Set tasks:
**1.** Could you return, word for word, the part of the matrix code excerpt starting with "Length must be" and going on through "spectrum = try await signal.forwardFFT()"?
**2.** How many lines in the records contain the string "frequency"? Give only the number.

Source text:
========
Reductions and trace

let mx = try await M.max()
let mn = try await M.min()
let mu = try await M.mean()
let t = try await I.trace()   // square matrices only

Linear systems, inverse, determinant, SVD, Cholesky

These use LAPACK (Accelerate) on copies; they run off the caller’s executor via Task.detached.

// Solve A x = b for square A
let A = try NumericMatrix(rows: 3, columns: 3, elements: [
    2, 0, 0,
    0, 2, 0,
    0, 0, 2
])
let x = try await A.solve(b: [1, 2, 3])

let inv = try await A.inversed()
let det = try await A.determinant()
let (U, S, Vt) = try await A.svd()
let L = try await A.cholesky()   // symmetric positive-definite A only

2D convolution (single-channel matrix)

Kernel height and width must be odd and fit inside the single-channel image. GPU path uses MPSGraph; CPU fallback uses Accelerate (vDSP_imgfir) with the documented constraints. For stride/padding control in models, use Conv2DLayer (NCHW) below.

let height = 32
let width = 32
let image = try NumericMatrix(
    rows: height,
    columns: width,
    elements: Array(repeating: 0.1, count: height * width)
)

let kernel = try NumericMatrix(rows: 3, columns: 3, elements: [
    0, 0.25, 0,
    0.25, 0, 0.25,
    0, 0.25, 0
])

let out = try await image.convolved(with: kernel)

FFT: real, complex, inverse (1D signal)

Length must be a power of two and at least 2.

// Real input → complex spectrum
let n = 512
let real = (0..<n).map { Float($0) }
var signal = Signal1D(realSamples: real)
let spectrum = try await signal.forwardFFT()

// Inverse spectrum → time-domain signal
let reconstructed = try await spectrum.inverseFFT()

// General complex input
let complexSamples: [ComplexFloat] = (0..<n).map {
    ComplexFloat(real: Float($0), imaginary: 0)
}
signal = Signal1D(samples: complexSamples)
let spec2 = try await signal.forwardFFT()

// CPU-only FFT (benchmarks / forcing vDSP):
let cpuSpectrum = try await Signal1D.forwardFFTReal1DUsingAccelerate(real)

STFT: magnitude or complex-interleaved spectrogram

frameSize must be a power of two and at least 2. hopSize must be positive.

let sr = 48_000
let seconds: Float = 1.0
let count = Int(Float(sr) * seconds)
========
Data:

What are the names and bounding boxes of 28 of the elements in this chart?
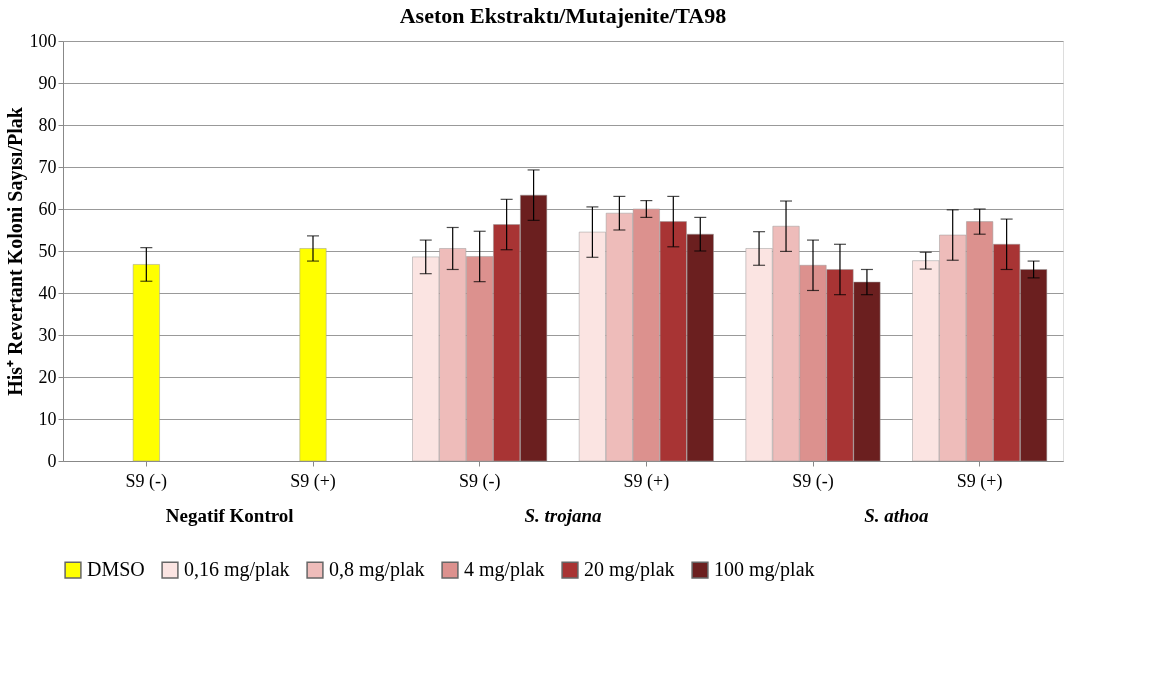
y-tick-label: 0 bbox=[47, 450, 57, 471]
y-tick-label: 100 bbox=[29, 30, 57, 51]
chart-title: Aseton Ekstraktı/Mutajenite/TA98 bbox=[399, 3, 727, 28]
y-tick-label: 50 bbox=[38, 240, 57, 261]
x-tick-label: S9 (-) bbox=[792, 470, 834, 492]
x-tick-label: S9 (-) bbox=[458, 470, 501, 492]
y-tick-label: 70 bbox=[38, 156, 57, 177]
x-tick-label: S9 (-) bbox=[125, 470, 168, 492]
text: Negatif Kontrol bbox=[165, 505, 294, 526]
x-tick-label: S9 (+) bbox=[956, 470, 1003, 492]
x-tick-label: S9 (+) bbox=[623, 470, 670, 492]
text: S. athoa bbox=[864, 505, 930, 526]
y-tick-label: 90 bbox=[38, 72, 57, 93]
y-tick-label: 60 bbox=[38, 198, 57, 219]
legend-label: 4 mg/plak bbox=[464, 558, 545, 582]
y-tick-label: 30 bbox=[38, 324, 57, 345]
legend-label: DMSO bbox=[87, 558, 145, 581]
legend-label: 0,16 mg/plak bbox=[184, 558, 290, 582]
y-tick-label: 10 bbox=[38, 408, 57, 429]
y-tick-label: 80 bbox=[38, 114, 57, 135]
legend-label: 20 mg/plak bbox=[584, 558, 675, 582]
text: S. trojana bbox=[524, 505, 603, 526]
legend-label: 100 mg/plak bbox=[714, 558, 815, 582]
y-axis-title: His⁺ Revertant Koloni Sayısı/Plak bbox=[3, 106, 27, 396]
x-tick-label: S9 (+) bbox=[290, 470, 336, 492]
y-tick-label: 20 bbox=[38, 366, 57, 387]
legend-label: 0,8 mg/plak bbox=[329, 558, 425, 582]
y-tick-label: 40 bbox=[38, 282, 57, 303]
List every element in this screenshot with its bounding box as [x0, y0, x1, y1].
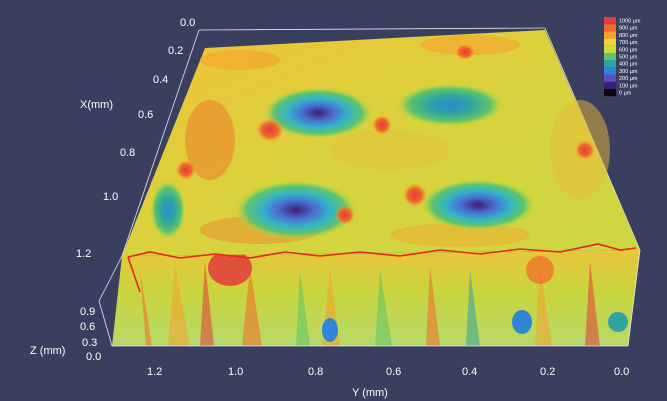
z-axis: Z (mm) 0.9 0.6 0.3 0.0 [30, 306, 101, 363]
legend-swatch [604, 89, 616, 97]
x-tick-6: 1.2 [76, 248, 91, 260]
legend-label: 100 µm [619, 83, 638, 89]
y-tick-5: 0.2 [540, 366, 555, 378]
legend-label: 0 µm [619, 91, 632, 97]
legend-label: 800 µm [619, 33, 638, 39]
legend-swatch [604, 67, 616, 75]
legend-swatch [604, 38, 616, 46]
y-tick-1: 1.0 [228, 366, 243, 378]
legend-label: 700 µm [619, 40, 638, 46]
legend-label: 1000 µm [619, 19, 641, 25]
bounding-box-front [98, 249, 641, 347]
legend-label: 500 µm [619, 55, 638, 61]
legend-label: 300 µm [619, 69, 638, 75]
peak-6 [335, 205, 355, 225]
front-pit-1 [322, 318, 338, 342]
front-pit-2 [512, 310, 532, 334]
x-tick-3: 0.6 [138, 109, 153, 121]
front-peak-2 [526, 256, 554, 284]
legend-label: 400 µm [619, 62, 638, 68]
y-axis-title: Y (mm) [352, 387, 388, 399]
z-tick-1: 0.6 [80, 321, 95, 333]
peak-4 [575, 140, 595, 160]
peak-2 [372, 115, 392, 135]
legend-swatch [604, 74, 616, 82]
front-pit-3 [608, 312, 628, 332]
x-axis: X(mm) 0.0 0.2 0.4 0.6 0.8 1.0 1.2 [76, 17, 195, 260]
z-tick-3: 0.0 [86, 351, 101, 363]
z-axis-title: Z (mm) [30, 345, 65, 357]
legend-swatch [604, 45, 616, 53]
y-tick-3: 0.6 [386, 366, 401, 378]
x-tick-2: 0.4 [153, 74, 168, 86]
x-tick-5: 1.0 [103, 191, 118, 203]
legend-swatch [604, 81, 616, 89]
legend-swatch [604, 17, 616, 25]
legend-swatch [604, 53, 616, 61]
z-tick-2: 0.3 [82, 337, 97, 349]
y-tick-2: 0.8 [308, 366, 323, 378]
legend-swatch [604, 24, 616, 32]
z-tick-0: 0.9 [80, 306, 95, 318]
x-tick-1: 0.2 [168, 45, 183, 57]
legend-swatch [604, 60, 616, 68]
peak-7 [455, 44, 475, 60]
legend-label: 900 µm [619, 26, 638, 32]
x-tick-0: 0.0 [180, 17, 195, 29]
legend-label: 200 µm [619, 76, 638, 82]
legend-swatch [604, 31, 616, 39]
pit-bottom-right [420, 179, 536, 231]
pit-top-right [395, 83, 505, 127]
legend-label: 600 µm [619, 47, 638, 53]
y-tick-6: 0.0 [614, 366, 629, 378]
x-tick-4: 0.8 [120, 147, 135, 159]
peak-5 [176, 160, 196, 180]
y-tick-0: 1.2 [147, 366, 162, 378]
profile-line [127, 243, 637, 259]
peak-1 [256, 118, 284, 142]
x-axis-title: X(mm) [80, 99, 113, 111]
y-tick-4: 0.4 [462, 366, 477, 378]
front-peak-1 [208, 250, 252, 286]
profile-line-drop [127, 256, 141, 293]
pit-bottom-left [234, 180, 358, 240]
pit-top-left [263, 87, 373, 139]
peak-3 [403, 183, 427, 207]
y-axis: 1.2 1.0 0.8 0.6 0.4 0.2 0.0 Y (mm) [147, 366, 629, 399]
pit-left-edge [150, 180, 186, 240]
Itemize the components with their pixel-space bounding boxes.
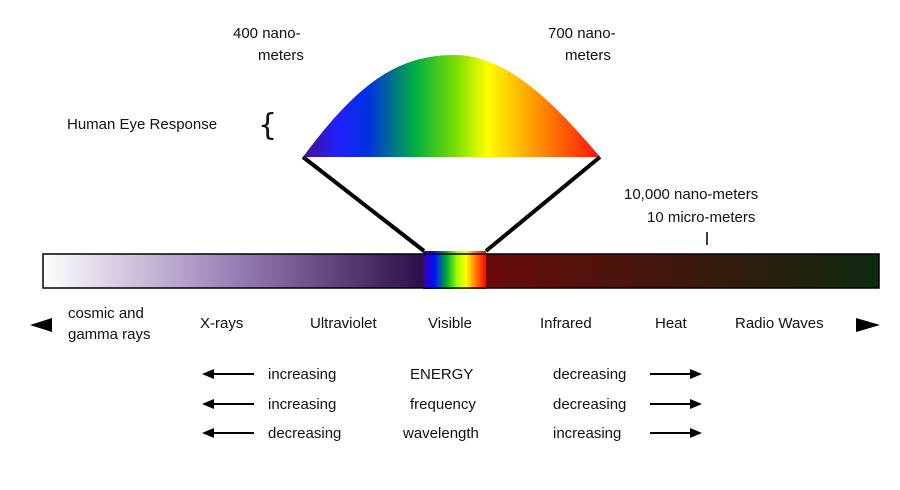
right-end-arrow-icon — [856, 318, 880, 332]
trend-right-text: increasing — [553, 425, 621, 442]
band-label-visible: Visible — [428, 315, 472, 332]
band-label-cosmic-line2: gamma rays — [68, 326, 151, 343]
trend-center-text: wavelength — [402, 425, 479, 442]
trend-row-wavelength: decreasing wavelength increasing — [202, 425, 702, 442]
left-end-arrow-icon — [30, 318, 52, 332]
wavelength-700-label-line2: meters — [565, 47, 611, 64]
left-arrowhead-icon — [202, 428, 214, 438]
scale-note-line2: 10 micro-meters — [647, 209, 755, 226]
band-label-xrays: X-rays — [200, 315, 243, 332]
trend-center-text: frequency — [410, 396, 476, 413]
trend-left-text: decreasing — [268, 425, 341, 442]
left-arrowhead-icon — [202, 399, 214, 409]
wavelength-700-label-line1: 700 nano- — [548, 25, 616, 42]
spectrum-band-long — [486, 254, 879, 288]
trend-row-frequency: increasing frequency decreasing — [202, 396, 702, 413]
spectrum-band-short — [43, 254, 423, 288]
trend-left-text: increasing — [268, 396, 336, 413]
visible-band — [423, 251, 486, 289]
trend-right-text: decreasing — [553, 366, 626, 383]
left-arrowhead-icon — [202, 369, 214, 379]
trend-row-energy: increasing ENERGY decreasing — [202, 366, 702, 383]
right-arrowhead-icon — [690, 369, 702, 379]
band-label-heat: Heat — [655, 315, 688, 332]
band-label-infrared: Infrared — [540, 315, 592, 332]
eye-response-label: Human Eye Response — [67, 116, 217, 133]
scale-note-line1: 10,000 nano-meters — [624, 186, 758, 203]
right-connector-line — [484, 155, 602, 253]
band-label-radio: Radio Waves — [735, 315, 824, 332]
trend-right-text: decreasing — [553, 396, 626, 413]
spectrum-band-outline — [42, 253, 880, 289]
wavelength-400-label-line1: 400 nano- — [233, 25, 301, 42]
eye-response-curve — [303, 55, 600, 157]
band-label-ultraviolet: Ultraviolet — [310, 315, 378, 332]
left-connector-line — [301, 155, 426, 253]
band-label-cosmic-line1: cosmic and — [68, 305, 144, 322]
trend-center-text: ENERGY — [410, 366, 473, 383]
wavelength-400-label-line2: meters — [258, 47, 304, 64]
trend-left-text: increasing — [268, 366, 336, 383]
eye-response-brace: { — [258, 108, 277, 143]
right-arrowhead-icon — [690, 428, 702, 438]
right-arrowhead-icon — [690, 399, 702, 409]
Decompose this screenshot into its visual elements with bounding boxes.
========
Per-task outputs:
**1.**
Length must be a power of two and at least 2.

// Real input → complex spectrum
let n = 512
let real = (0..<n).map { Float($0) }
var signal = Signal1D(realSamples: real)
let spectrum = try await signal.forwardFFT()

**2.** 2